### Page excerpt

-------

Article

Using `mem::take` to reduce heap allocations

This is the first post of a series where we go through the performance work we did in rustls, a modern TLS library in Rust. Today we tame the borrow checker using `mem::take`.

Published on 14 min read

    Background

    Ferrous Systems was contracted by the Internet Security Research Group (ISRG) to work on rustls, a modern TLS library in Rust, in 2023. We worked on adding no-std support to rustls, as well as designing and implementing an alternative API to the Connection API that lets the user manage the buffers used by rustls. We also did some performance improvements on the side. You can view ISRG's rustls work plan on their website.

    I'd like to walk through some of the work I did on the performance side as I ran into some interesting borrow checker problems and I think it would be instructive to share how I dealt with them.

    I'll cover three borrow checker problems, my solutions to those problems and the limitations of my solutions. The content will be covered in 3 posts; one borrow checker problem per post.

    NOTE: most snippets shown here are simplified versions of the rustls codebase as of version v0.22.0. Links are provided to the relevant parts of the rustls codebase should you wish to look at the full version.

    Processing incoming TLS data

    First, let's cover at a high level how rustls (v0.22.0) handles incoming TLS data.

    The Connection API has an internal contiguous buffer of bytes that it uses to read and buffer TLS data from an IO object, usually a network socket. Let's call this internal buffer incoming_tls_data. As a first approximation, you can think of this buffer as being a Vec<u8>. When you call read_tls, data is read from the IO object and appended to this internal buffer.

    // first approximation
    struct Connection {
        incoming_tls_data: Vec<u8>,
        // ..
    }
    

    After reading data with read_tls, the end user will call process_new_packets to complete the handshake process and to decrypt any application data that read_tls may have read from the network socket. process_new_packets does many things but it starts by extracting TLS records out of the incoming_tls_data buffer.

    TLS data is framed in records. Each record has a header that indicates what kind of payload it contains – for example, the payload could be a certificate – and how big the payload is. In addition to this, the payload of some TLS record types is encrypted; this is the case with records that carry application data.

         <--------------------- TLS data --------------------->
          <----- record 1 -----> <----- record 2 ----->
         +----------+-----------+----------+-----------+------+
         | Header 1 | Payload 1 | Header 2 | Payload 2 | (..) |
         +----------+-----------+----------+-----------+------+
    encr?|    no    |    no     |    no    |    yes    |
    size |    5B    |    1B     |    5B    |   122B    |
    type |   ChangeCipherSpec   |  EncryptedExtensions |
    

    Figure 1. ASCII diagram of TLS records as they appear in a TLS data stream. Diagram indicates the record types; header and payload sizes in bytes; and whether the payload is encrypted or not.

    The object used to extract records, and potentially decrypt their payloads, from this linear buffer is called the MessageDeframer. A second, better approximation of the Connection object then becomes:

    // NOTE: the types that sit between `MessageDeframer` and
    // `Connection` have been omitted
    struct Connection {
        incoming_tls: MessageDeframer,
        // ..

-------

### Given data

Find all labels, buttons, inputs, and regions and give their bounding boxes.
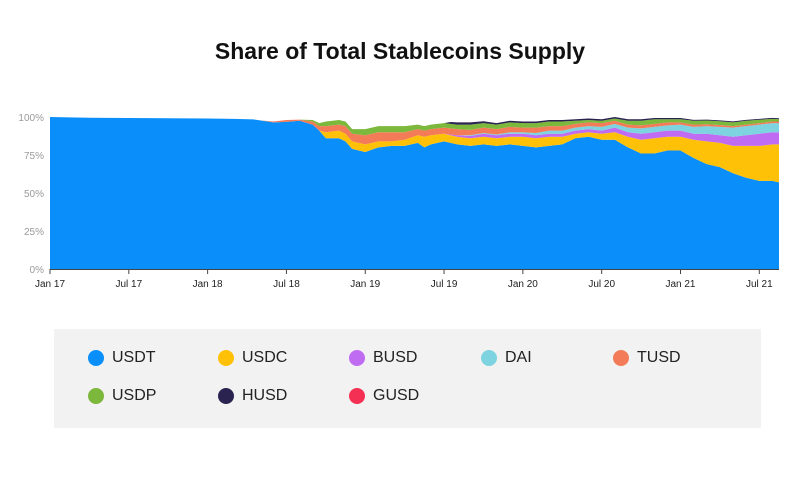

-------

### Stated task 1
Please explain, in one to three sentences, why the end user calls process_new_packets after read_tls, according to the rustls article.
### Stated task 2
Answer these questions about the rustls article:
(a) Which organization contracted Ferrous Systems to work on rustls?
(b) Which version of the rustls codebase are most snippets simplified from?
(c) In Figure 1, what size is Payload 2?
### Stated task 3
Carry on the rustls article from the point where it stops.
The data has no role in this work.

### Right answer 1
The end user calls process_new_packets to complete the handshake process. It also decrypts any application data that read_tls may have read from the network socket.

### Right answer 2
(a) The Internet Security Research Group (ISRG).
(b) Version v0.22.0.
(c) 122 bytes.

### Right answer 3
    }
    
    struct MessageDeframer {
        buffer: Vec<u8>
        // ..
    }
    

    MessageDeframer's most important method is pop. This method extracts one record out of its internal buffer and decrypts its payload if it's encrypted.

    impl MessageDeframer {
        fn pop(
            &mut self,
            /* .. */,
        ) -> Result<Option<Deframed>, /* .. */> {
            // ..
        }
    }
    
    struct Deframed {
        message: PlainMessage,
        // ..
    }
    
    struct PlainMessage {
        payload: Payload,
        // ..
    }
    
    struct Payload(Vec<u8>);
    

    PlainMessage is a TLS record with decrypted Payload.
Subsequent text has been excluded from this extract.